= Exercise objective =
Print the listing below exactly.

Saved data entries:
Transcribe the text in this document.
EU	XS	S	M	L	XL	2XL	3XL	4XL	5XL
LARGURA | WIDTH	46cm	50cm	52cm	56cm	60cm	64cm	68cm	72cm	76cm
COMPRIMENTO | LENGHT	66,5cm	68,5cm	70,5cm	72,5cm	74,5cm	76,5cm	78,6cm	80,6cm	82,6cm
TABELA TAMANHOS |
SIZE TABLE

= In response =
Transcribe the text in this document.
EU	XS	S	M	L	XL	2XL	3XL	4XL	5XL
LARGURA | WIDTH	46cm	50cm	52cm	56cm	60cm	64cm	68cm	72cm	76cm
COMPRIMENTO | LENGHT	66,5cm	68,5cm	70,5cm	72,5cm	74,5cm	76,5cm	78,6cm	80,6cm	82,6cm
TABELA TAMANHOS |
SIZE TABLE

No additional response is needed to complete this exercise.